Copy every line of the following data that includes the string "Denumire".

▸ MATERIAL FOR THIS TASK
********************

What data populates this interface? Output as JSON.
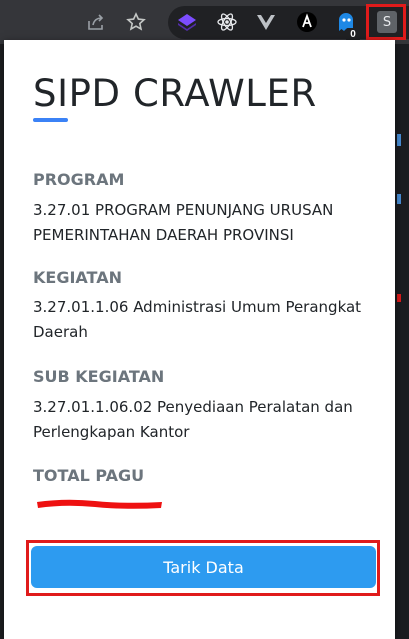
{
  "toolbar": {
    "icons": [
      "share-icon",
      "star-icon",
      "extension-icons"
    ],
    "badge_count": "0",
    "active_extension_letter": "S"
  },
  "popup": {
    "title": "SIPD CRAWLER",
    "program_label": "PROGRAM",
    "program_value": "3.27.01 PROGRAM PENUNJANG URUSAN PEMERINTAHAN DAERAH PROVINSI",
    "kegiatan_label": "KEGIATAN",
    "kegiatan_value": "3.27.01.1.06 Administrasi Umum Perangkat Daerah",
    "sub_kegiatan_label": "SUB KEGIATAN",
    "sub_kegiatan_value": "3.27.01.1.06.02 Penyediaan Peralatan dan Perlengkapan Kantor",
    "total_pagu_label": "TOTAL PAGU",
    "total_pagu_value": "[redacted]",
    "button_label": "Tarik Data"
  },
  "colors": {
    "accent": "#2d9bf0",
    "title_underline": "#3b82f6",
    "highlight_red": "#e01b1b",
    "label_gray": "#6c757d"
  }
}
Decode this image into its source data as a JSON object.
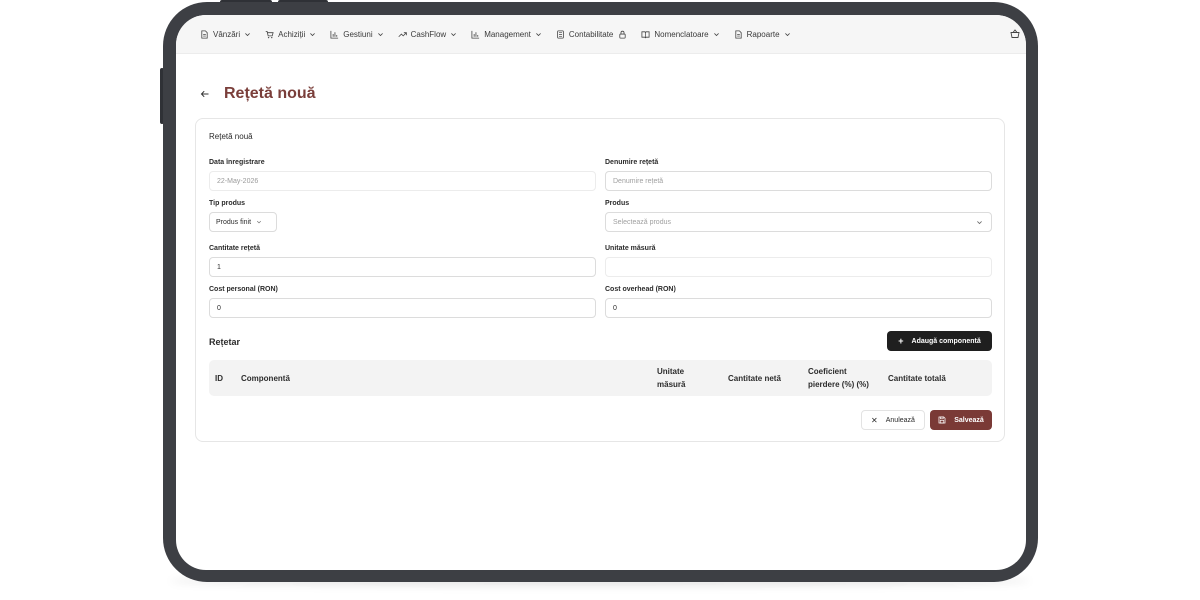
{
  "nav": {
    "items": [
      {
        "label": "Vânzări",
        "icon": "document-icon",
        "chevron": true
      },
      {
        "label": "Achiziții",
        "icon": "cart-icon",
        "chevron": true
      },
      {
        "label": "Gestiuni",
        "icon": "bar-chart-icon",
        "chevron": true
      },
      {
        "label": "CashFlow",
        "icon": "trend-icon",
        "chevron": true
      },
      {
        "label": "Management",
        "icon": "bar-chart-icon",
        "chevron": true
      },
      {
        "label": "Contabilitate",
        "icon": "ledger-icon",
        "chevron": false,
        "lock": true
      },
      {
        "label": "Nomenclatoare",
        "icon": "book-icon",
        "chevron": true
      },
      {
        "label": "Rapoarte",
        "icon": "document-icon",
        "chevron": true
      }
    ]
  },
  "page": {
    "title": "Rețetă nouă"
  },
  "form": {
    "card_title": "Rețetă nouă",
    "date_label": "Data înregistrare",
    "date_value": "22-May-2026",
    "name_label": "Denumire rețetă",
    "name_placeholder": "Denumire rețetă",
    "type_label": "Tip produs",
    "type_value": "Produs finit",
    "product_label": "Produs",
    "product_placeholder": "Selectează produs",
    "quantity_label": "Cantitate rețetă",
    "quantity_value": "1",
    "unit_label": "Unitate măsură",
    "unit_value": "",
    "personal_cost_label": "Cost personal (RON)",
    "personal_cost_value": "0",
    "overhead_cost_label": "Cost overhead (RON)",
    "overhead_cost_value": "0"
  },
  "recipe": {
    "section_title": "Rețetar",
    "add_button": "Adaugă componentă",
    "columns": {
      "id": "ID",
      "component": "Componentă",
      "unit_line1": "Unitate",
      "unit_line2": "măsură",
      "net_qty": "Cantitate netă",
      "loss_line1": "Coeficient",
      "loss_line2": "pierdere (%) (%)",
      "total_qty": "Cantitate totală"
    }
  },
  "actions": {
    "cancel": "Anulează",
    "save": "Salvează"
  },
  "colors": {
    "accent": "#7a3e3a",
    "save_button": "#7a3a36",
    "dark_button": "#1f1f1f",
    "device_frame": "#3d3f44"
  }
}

********************

▸ RESULT
    "name_label": "Denumire rețetă",
    "name_placeholder": "Denumire rețetă",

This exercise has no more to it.